Locate every line in the records below that holds the word "exhaust" and return each one.

== DATA SHOWN ==
-------

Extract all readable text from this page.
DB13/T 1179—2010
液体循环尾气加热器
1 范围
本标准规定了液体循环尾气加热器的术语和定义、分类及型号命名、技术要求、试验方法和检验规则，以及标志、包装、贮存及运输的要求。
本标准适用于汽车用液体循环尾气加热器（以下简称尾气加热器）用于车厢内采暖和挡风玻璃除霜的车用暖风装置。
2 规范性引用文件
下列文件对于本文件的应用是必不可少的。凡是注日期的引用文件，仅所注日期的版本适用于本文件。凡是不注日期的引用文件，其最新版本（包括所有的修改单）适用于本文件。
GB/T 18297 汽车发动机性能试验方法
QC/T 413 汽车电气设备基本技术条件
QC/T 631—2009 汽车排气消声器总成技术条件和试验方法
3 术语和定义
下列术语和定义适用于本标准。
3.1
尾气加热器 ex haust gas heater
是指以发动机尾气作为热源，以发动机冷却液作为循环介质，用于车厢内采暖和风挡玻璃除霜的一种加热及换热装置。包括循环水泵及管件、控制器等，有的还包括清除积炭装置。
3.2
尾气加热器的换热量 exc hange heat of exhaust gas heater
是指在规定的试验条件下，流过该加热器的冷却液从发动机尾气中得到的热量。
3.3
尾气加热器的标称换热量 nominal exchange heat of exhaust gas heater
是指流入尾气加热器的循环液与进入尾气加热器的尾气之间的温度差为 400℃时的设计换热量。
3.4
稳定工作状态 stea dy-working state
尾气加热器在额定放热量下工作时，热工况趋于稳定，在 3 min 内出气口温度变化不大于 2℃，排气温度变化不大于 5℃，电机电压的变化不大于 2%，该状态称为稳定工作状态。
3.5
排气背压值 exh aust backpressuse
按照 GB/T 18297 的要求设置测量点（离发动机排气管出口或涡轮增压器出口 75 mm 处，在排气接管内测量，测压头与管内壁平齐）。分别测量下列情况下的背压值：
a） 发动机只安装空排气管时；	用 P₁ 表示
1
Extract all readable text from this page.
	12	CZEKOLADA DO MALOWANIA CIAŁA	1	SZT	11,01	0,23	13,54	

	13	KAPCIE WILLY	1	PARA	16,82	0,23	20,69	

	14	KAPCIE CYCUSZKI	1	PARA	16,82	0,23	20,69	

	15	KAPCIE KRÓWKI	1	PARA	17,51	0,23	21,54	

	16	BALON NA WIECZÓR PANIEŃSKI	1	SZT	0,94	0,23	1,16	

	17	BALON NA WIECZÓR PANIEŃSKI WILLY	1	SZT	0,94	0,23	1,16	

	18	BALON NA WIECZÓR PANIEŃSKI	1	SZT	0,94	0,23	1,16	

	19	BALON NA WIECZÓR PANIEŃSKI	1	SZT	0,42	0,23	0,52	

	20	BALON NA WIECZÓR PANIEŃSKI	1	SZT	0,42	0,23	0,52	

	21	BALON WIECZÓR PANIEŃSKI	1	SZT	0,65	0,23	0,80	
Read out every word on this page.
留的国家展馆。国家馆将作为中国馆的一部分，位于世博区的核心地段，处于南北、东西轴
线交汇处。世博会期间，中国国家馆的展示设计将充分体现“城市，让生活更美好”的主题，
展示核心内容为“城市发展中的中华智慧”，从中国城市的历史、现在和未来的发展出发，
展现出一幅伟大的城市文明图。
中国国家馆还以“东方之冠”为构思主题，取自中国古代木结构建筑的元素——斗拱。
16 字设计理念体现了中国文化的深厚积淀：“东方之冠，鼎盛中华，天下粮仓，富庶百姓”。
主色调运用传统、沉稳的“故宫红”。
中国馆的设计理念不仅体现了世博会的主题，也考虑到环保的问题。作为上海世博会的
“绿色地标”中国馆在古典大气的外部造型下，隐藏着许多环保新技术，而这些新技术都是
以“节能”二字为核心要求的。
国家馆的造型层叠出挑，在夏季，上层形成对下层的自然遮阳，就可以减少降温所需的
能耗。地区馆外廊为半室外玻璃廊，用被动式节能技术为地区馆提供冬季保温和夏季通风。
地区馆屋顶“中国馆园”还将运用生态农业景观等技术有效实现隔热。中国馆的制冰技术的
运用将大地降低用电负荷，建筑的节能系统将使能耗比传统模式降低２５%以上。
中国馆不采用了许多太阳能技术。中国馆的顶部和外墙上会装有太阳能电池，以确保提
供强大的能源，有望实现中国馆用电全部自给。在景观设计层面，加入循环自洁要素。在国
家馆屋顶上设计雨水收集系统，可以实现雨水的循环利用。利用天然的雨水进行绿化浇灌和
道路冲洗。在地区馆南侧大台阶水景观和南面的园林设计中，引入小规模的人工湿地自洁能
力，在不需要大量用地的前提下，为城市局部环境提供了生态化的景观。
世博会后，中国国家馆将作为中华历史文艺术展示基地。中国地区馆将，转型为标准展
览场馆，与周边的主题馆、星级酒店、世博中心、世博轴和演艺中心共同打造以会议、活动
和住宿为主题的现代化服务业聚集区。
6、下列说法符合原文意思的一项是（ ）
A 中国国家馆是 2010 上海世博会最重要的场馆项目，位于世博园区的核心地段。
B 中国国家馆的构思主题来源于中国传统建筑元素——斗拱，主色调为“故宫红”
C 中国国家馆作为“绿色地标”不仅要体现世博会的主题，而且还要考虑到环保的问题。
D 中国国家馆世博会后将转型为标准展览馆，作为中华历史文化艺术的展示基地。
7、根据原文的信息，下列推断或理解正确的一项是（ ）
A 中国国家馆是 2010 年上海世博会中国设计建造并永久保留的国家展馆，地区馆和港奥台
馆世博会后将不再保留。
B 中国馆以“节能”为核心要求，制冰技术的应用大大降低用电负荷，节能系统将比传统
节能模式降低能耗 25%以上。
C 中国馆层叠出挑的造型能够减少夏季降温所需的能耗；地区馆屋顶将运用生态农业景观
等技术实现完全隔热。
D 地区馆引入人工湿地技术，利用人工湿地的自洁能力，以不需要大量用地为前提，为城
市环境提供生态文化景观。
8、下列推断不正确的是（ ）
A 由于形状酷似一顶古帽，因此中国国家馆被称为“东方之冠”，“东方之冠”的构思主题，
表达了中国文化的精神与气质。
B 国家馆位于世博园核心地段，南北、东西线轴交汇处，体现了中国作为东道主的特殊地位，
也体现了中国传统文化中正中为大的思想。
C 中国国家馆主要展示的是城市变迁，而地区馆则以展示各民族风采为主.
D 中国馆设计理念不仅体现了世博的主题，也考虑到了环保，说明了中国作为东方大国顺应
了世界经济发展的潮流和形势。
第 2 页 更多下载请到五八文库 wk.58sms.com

-------

== FINISHED EXERCISE ==
尾气加热器的换热量 exc hange heat of exhaust gas heater
尾气加热器的标称换热量 nominal exchange heat of exhaust gas heater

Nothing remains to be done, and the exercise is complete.